Unlike most true-crime writers, Schechter bypasses current events and delves into America's horrific history. His notorious subjects include cannibal and child-murder Albert Fish, original Psycho Ed Gein, nineteenth-century Chicago criminal H.H. Holmes (considered to be America's first serial killer), and violent "Gorilla Man" Earle Leonard Nelson. The latest in Schechter's series of horrific historical sketches is Fiend, which focuses on adolescent killer Jesse Pomeroy. In spite of his busy teaching and writing schedule, Schechter was kind enough to speak with LeisureSuit Media by phone and provide some expert insight on our country's favorite pastime: murder.
Why are we so obsessed with murder?
On one hand, you know, deep down inside, human beings are beasts who like blood and seeing other people suffer and so on. But at the same time I think the other part of us has become more civilized. As Freud says, the centuries have progressed, and so we don’t allow ourselves anymore to directly indulge in the kind of things people used to enjoy--like actually torturing people or watching them being tortured. So it titillates the shadow side of us. Basically I’m a sort of unreconstructed Freudian. I believe that reading about these things both lets us release some of these very dark impulses and lets us manage the anxieties about things we don’t have any control over...like the realities of violence in the world or our vulnerability to crime.
Didn't you once debate Senator Joe Lieberman on this very topic?
I wrote an op-ed piece for the New York Times after the movie Money Train came out...there was controversy about that because a couple of kids torched a token booth clerk [echoing a scene in the movie] and there was this whole outcry about it and Lieberman got into the act. My op-ed piece basically argued that it was impossible to draw any cause and effect between popular art and extreme acts of violent criminality--that anything can instigate a psycho. I mean, Charles Manson listened to Beatles albums!

··········

◆ DIRECTIONS FOR THIS TASK: Pick up the interview with Schechter about true crime right after its final line.

··········

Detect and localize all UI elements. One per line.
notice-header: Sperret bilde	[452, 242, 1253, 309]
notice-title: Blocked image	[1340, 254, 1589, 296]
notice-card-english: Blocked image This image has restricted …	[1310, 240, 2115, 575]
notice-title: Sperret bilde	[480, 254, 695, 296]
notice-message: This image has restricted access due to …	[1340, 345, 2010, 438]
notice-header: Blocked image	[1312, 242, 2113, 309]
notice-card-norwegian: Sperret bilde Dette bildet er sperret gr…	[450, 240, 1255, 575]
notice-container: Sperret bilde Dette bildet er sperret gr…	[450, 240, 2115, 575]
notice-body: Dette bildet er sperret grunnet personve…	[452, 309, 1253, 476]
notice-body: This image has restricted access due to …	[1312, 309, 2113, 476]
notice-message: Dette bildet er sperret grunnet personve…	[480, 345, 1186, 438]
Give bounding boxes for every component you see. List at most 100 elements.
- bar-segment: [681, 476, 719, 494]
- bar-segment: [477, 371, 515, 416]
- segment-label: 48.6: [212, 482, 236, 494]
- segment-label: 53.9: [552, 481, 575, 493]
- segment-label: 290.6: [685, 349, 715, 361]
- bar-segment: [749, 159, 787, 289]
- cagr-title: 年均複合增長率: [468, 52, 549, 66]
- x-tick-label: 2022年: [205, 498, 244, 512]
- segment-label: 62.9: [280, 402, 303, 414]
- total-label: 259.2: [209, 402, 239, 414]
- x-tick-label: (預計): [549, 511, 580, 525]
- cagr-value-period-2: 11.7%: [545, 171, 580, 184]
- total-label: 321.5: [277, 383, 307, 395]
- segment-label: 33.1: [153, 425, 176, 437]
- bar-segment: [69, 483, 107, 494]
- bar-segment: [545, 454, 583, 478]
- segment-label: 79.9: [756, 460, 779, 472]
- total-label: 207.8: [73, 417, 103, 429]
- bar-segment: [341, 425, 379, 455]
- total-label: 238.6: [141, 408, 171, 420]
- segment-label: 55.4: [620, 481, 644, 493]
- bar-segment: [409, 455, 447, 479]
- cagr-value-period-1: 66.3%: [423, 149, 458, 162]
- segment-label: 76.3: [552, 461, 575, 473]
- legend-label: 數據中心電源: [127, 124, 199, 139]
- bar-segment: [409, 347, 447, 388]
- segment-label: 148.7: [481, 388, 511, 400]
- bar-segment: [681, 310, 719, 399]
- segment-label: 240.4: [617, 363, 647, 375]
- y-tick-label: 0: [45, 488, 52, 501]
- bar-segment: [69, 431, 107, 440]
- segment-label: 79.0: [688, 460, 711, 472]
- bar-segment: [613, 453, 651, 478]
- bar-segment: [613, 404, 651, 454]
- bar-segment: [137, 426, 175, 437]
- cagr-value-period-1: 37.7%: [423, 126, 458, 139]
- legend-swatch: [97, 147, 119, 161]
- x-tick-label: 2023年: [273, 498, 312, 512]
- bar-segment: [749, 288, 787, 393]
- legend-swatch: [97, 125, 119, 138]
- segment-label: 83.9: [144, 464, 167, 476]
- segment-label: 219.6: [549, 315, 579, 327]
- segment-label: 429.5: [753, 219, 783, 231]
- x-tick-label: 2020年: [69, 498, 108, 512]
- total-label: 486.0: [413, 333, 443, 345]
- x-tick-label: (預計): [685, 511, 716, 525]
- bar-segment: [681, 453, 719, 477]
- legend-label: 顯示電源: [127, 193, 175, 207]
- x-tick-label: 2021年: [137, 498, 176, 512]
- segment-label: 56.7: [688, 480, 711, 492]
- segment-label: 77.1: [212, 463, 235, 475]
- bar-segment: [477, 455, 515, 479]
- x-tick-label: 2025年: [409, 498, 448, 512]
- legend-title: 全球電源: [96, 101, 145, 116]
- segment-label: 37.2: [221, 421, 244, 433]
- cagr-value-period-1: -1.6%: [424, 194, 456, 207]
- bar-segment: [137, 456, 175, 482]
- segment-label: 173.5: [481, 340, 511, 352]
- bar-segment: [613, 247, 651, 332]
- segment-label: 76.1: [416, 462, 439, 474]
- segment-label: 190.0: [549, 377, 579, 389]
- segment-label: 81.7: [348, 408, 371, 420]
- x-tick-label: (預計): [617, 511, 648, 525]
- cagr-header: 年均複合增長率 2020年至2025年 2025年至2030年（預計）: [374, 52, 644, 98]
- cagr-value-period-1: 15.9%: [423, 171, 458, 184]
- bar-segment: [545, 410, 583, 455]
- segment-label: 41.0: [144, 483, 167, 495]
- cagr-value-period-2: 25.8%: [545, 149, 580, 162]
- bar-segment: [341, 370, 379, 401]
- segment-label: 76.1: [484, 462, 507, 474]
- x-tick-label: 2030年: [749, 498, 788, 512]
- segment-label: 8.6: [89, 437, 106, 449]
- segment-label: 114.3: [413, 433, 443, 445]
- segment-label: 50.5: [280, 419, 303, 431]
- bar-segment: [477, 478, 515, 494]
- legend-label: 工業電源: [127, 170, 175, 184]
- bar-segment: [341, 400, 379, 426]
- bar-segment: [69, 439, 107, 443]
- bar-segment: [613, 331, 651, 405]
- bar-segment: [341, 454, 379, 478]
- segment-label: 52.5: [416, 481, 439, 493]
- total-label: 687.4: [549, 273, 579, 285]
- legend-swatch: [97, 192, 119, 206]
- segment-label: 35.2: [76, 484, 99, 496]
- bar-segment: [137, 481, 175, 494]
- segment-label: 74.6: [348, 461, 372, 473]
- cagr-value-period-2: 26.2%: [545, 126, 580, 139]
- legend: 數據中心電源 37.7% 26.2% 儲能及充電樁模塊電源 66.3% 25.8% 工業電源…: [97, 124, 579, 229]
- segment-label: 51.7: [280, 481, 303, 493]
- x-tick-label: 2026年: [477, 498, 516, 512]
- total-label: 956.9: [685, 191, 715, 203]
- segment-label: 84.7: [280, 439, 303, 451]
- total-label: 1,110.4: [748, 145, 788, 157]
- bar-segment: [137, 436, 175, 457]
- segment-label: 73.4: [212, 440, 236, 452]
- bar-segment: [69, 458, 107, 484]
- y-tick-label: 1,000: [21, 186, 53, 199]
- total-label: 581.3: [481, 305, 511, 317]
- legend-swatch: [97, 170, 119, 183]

··········

◆ THE REPLY:
Anyway, it led to this public debate between Lieberman and me. I was essentially arguing that first of all, popular culture is probably less violent now than it used to be. I brought a lot of examples to prove my point, going back to the 1840s. And also, I was arguing that far from instigating violent behavior popular culture serves as a kind of social safety valve. Lieberman came with all this ridiculous video of "Teenage Mutant Ninja Turtles" and [said] how dangerous that kind of thing was.
I pointed out that when he was a child--which is roughly when I was a child--there were 31 violent Westerns on prime-time TV, half of which had the word "gun" in the title. "Gunsmoke," "Have Gun Will Travel," "The Rifleman," "Colt .45"...you know, all we did when we were growing up was to shoot other kids with cap guns and stuff. It didn’t turn us into a generation of killers. On the contrary, it turned us into a "peace and love" generation.
I was basically saying that the government should pay Hollywood to make movies like Money Train, because they’re really ways that mass audiences, (which might otherwise feel very, very frustrated with the failure of established law enforcement agencies that can’t do anything substantial about crime) can see scenes of bad people getting punished by good people.
What's the relationship between the number of fictionalized serial killers and real-life ones?
I think there are relatively very few serial killers, vis-à-vis the population at large, and I don’t think there are any more than there have ever been. In terms of the number of serial killers, nobody knows for sure. The standard figure that the FBI is always reciting is maybe 50. I guess they’re just figuring there’s one in every state [laughs]. Out of those 50 I guess a great preponderance of them are garden-variety. Like guys who dismember prostitutes and stuff.
Are serial killers a relatively new phenomenon, or has the Information Age just made us more aware of an old problem?
I think people thought "Ooh, there’s this new horrible monster around" the serial killer, basically because somebody came up with a new name for something that had always been part of society. They used to be called different things, like lust murderers and homicidal maniacs and sex criminals and so forth.
I think that the prevalence of the serial killer in popular art is a reflection of the way that the serial killer is our perfect monster. Every period has [horror]stories. The monsters will take different forms depending on what’s going on in the culture. So Hannibal Lecter is our [modern] version of Dracula. Grimm's fairy tales are incredibly disturbing. It’s very significant that our children respond to them so strongly.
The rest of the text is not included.